### Problem to solve
In the listing below, locate the lines bearing the word "Enterate". Copy every one of them.

### Stored entries
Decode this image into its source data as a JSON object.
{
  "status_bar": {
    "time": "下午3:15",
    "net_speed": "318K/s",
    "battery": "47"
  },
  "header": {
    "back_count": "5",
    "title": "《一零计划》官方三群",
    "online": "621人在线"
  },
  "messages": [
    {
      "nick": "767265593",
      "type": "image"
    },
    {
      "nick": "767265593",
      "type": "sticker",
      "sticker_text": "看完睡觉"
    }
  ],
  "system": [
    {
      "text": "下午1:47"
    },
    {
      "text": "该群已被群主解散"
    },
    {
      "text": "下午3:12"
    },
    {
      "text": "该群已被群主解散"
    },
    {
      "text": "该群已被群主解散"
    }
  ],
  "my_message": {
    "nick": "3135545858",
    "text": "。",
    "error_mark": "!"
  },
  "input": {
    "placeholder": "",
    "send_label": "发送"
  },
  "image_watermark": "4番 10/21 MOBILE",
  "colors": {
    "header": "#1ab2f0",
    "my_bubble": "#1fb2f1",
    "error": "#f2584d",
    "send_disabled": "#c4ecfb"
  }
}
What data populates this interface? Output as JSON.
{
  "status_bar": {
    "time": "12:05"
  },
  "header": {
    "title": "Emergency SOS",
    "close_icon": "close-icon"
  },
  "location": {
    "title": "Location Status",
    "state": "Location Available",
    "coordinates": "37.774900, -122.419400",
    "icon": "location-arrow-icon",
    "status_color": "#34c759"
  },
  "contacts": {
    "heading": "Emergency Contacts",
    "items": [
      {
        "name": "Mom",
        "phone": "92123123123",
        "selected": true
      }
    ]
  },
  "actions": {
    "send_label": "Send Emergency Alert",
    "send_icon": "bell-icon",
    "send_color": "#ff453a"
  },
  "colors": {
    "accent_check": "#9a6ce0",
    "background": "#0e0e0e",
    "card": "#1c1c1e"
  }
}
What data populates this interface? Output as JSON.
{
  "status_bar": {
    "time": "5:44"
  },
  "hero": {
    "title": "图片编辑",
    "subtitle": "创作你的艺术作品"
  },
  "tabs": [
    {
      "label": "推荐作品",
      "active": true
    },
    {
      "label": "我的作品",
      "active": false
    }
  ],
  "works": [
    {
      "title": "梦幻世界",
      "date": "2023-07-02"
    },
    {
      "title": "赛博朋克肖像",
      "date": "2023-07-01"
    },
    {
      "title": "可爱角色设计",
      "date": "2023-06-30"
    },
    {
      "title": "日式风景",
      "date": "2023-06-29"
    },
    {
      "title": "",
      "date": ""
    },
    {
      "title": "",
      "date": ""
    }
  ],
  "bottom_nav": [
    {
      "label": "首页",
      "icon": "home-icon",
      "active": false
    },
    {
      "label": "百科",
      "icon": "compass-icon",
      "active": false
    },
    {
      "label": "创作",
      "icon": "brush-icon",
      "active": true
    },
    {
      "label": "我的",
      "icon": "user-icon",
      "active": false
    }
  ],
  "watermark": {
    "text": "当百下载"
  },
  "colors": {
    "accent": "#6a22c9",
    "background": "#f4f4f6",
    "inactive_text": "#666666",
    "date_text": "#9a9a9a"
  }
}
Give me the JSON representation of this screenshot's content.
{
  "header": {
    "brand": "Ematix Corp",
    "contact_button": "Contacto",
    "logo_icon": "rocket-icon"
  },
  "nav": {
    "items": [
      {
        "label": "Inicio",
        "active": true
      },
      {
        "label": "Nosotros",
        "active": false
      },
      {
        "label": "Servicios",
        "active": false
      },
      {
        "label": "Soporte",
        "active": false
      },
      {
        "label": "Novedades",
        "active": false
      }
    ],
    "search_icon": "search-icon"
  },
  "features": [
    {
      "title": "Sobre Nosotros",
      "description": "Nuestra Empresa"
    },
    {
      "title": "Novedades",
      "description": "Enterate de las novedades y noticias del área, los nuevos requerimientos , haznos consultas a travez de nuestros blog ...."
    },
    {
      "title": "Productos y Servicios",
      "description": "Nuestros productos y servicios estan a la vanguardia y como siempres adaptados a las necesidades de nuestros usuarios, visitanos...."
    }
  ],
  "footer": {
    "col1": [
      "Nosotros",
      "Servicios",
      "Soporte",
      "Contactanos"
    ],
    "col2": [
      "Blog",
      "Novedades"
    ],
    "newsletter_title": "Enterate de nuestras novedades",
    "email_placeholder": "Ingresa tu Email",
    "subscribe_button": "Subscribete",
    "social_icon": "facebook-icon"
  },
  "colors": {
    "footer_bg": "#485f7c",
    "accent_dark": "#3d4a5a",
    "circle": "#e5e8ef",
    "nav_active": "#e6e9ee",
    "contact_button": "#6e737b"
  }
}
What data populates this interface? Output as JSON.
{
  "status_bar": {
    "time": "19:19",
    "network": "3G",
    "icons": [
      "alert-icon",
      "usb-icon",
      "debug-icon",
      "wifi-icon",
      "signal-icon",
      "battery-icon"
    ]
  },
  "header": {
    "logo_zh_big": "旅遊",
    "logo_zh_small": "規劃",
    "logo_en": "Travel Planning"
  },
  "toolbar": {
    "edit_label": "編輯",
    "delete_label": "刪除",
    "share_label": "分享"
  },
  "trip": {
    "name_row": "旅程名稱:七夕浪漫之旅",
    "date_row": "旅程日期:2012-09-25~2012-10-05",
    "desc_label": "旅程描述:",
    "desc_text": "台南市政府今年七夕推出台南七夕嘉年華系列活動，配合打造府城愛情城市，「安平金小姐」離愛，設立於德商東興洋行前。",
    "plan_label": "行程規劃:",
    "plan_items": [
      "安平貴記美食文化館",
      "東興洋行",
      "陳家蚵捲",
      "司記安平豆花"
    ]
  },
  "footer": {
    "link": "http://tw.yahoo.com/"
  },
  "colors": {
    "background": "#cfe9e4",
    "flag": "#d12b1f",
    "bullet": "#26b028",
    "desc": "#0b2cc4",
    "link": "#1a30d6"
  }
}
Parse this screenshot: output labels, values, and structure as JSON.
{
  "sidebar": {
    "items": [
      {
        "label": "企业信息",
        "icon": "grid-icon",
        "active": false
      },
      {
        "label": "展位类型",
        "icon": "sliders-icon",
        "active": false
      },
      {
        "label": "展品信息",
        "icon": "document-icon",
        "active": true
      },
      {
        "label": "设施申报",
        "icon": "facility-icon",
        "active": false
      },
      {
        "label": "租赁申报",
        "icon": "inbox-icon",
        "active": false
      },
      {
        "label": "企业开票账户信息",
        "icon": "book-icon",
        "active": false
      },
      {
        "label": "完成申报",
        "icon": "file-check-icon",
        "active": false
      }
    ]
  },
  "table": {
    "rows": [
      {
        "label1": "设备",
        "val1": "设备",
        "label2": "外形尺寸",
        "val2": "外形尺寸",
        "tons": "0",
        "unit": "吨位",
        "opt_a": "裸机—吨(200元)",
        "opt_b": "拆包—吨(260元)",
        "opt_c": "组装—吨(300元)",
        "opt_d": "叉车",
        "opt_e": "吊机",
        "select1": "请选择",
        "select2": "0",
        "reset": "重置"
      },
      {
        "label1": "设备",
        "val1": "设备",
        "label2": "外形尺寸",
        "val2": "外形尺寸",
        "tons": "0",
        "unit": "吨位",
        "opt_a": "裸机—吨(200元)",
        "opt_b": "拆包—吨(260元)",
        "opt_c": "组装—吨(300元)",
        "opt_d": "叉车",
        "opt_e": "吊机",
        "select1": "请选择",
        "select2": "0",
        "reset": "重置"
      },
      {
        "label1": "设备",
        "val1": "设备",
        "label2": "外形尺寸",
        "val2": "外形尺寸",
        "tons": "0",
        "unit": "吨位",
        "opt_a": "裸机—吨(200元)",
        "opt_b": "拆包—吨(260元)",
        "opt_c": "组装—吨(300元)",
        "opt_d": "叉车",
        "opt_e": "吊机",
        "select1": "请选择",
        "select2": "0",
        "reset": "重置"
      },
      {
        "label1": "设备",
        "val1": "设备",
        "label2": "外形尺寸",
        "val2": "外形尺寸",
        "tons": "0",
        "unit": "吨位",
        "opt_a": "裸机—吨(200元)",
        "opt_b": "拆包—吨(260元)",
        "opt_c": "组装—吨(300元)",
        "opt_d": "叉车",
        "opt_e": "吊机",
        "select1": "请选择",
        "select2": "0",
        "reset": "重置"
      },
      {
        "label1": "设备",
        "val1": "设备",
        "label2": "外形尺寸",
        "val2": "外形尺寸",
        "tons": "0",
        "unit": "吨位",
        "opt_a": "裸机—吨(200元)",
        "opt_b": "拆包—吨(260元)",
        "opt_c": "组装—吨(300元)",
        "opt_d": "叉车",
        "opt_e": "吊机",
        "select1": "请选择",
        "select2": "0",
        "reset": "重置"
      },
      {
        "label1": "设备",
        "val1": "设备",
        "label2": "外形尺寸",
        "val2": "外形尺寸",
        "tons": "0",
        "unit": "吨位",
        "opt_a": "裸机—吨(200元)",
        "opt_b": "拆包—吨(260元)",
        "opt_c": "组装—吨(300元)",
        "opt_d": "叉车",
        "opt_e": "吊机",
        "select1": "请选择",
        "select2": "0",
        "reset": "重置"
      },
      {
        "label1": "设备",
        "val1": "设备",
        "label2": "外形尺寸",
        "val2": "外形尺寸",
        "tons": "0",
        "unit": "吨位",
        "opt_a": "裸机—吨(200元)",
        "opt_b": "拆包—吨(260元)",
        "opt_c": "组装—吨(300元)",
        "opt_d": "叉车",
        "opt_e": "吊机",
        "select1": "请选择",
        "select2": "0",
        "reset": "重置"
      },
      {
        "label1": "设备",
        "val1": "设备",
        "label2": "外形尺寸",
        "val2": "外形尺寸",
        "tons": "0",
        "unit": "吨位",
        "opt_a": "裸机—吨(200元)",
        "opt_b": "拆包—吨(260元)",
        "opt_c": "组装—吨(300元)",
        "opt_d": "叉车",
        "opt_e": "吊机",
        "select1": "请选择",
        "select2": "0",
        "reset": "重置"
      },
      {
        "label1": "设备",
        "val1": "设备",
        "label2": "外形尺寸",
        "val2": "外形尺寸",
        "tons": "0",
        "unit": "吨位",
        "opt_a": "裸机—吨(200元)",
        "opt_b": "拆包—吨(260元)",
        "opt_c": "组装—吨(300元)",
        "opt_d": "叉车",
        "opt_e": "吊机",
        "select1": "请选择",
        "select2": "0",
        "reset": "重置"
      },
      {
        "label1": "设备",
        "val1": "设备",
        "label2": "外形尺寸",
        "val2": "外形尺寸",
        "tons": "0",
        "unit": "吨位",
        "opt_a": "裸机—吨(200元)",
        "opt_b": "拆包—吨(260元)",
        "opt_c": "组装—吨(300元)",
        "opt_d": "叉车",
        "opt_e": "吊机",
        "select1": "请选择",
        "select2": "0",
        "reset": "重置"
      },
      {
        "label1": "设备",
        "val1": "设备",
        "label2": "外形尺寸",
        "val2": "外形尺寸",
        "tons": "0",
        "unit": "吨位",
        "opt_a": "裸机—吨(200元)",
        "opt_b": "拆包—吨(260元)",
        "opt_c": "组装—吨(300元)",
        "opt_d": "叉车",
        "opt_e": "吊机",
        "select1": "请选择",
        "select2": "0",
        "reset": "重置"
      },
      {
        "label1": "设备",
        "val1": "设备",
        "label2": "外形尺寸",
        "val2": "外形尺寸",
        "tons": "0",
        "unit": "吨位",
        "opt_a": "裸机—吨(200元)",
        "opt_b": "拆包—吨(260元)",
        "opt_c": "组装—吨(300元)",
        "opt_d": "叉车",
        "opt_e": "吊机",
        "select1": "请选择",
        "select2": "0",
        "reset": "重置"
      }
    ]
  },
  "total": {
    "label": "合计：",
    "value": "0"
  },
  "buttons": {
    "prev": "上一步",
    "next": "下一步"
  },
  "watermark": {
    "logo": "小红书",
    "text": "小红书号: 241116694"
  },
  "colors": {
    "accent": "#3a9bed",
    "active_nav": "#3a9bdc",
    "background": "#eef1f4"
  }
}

### Exercise output
      "description": "Enterate de las novedades y noticias del área, los nuevos requerimientos , haznos consultas a travez de nuestros blog ...."
    "newsletter_title": "Enterate de nuestras novedades",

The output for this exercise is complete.